§ **TO DO**: Find the string "Коледно" in the entries and copy each line that has it.

##########

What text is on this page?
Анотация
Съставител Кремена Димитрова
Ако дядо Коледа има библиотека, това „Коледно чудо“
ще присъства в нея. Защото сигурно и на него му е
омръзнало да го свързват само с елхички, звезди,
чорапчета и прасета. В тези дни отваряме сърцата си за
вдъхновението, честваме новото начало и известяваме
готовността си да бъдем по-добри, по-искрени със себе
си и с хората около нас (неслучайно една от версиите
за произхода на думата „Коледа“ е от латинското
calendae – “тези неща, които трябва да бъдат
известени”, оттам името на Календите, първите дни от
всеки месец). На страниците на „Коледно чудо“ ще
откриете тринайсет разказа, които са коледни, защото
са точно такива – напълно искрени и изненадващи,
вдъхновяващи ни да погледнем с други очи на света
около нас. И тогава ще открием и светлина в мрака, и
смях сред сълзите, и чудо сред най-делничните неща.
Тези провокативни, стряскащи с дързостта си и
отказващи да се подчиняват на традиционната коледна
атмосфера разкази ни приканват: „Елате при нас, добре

##########

§ **CORRECT RESPONSE**:
Ако дядо Коледа има библиотека, това „Коледно чудо“
всеки месец). На страниците на „Коледно чудо“ ще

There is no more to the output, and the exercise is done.